Records shown ▸
* * *

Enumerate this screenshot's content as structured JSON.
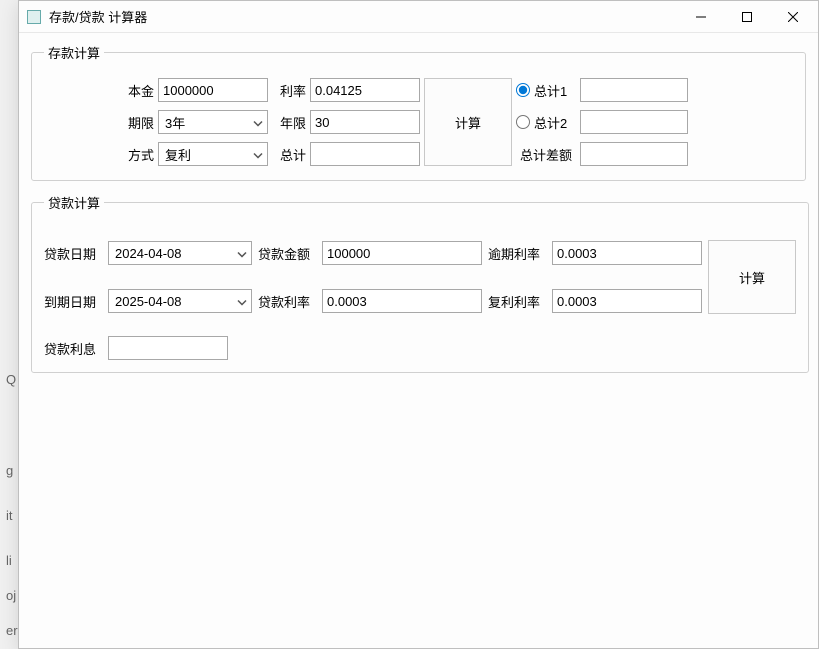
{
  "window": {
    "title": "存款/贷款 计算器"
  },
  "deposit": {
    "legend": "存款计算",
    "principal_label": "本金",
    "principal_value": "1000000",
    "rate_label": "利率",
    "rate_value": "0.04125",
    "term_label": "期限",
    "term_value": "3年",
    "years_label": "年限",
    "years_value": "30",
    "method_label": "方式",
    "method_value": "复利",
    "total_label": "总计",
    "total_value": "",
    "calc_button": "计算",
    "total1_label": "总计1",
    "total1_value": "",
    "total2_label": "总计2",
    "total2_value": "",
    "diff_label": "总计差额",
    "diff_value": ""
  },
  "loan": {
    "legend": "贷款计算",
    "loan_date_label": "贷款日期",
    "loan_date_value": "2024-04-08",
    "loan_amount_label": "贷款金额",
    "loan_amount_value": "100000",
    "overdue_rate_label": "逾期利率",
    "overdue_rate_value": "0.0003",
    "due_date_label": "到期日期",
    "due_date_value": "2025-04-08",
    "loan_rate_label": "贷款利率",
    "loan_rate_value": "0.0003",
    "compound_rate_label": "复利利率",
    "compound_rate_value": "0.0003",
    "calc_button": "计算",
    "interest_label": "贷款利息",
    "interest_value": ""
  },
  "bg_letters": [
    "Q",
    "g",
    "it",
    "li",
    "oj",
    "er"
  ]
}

* * *

Work required ▸
Without the pictures, transcribe the listing above exactly.

Full response ▸
Enumerate this screenshot's content as structured JSON.
{
  "window": {
    "title": "存款/贷款 计算器"
  },
  "deposit": {
    "legend": "存款计算",
    "principal_label": "本金",
    "principal_value": "1000000",
    "rate_label": "利率",
    "rate_value": "0.04125",
    "term_label": "期限",
    "term_value": "3年",
    "years_label": "年限",
    "years_value": "30",
    "method_label": "方式",
    "method_value": "复利",
    "total_label": "总计",
    "total_value": "",
    "calc_button": "计算",
    "total1_label": "总计1",
    "total1_value": "",
    "total2_label": "总计2",
    "total2_value": "",
    "diff_label": "总计差额",
    "diff_value": ""
  },
  "loan": {
    "legend": "贷款计算",
    "loan_date_label": "贷款日期",
    "loan_date_value": "2024-04-08",
    "loan_amount_label": "贷款金额",
    "loan_amount_value": "100000",
    "overdue_rate_label": "逾期利率",
    "overdue_rate_value": "0.0003",
    "due_date_label": "到期日期",
    "due_date_value": "2025-04-08",
    "loan_rate_label": "贷款利率",
    "loan_rate_value": "0.0003",
    "compound_rate_label": "复利利率",
    "compound_rate_value": "0.0003",
    "calc_button": "计算",
    "interest_label": "贷款利息",
    "interest_value": ""
  },
  "bg_letters": [
    "Q",
    "g",
    "it",
    "li",
    "oj",
    "er"
  ]
}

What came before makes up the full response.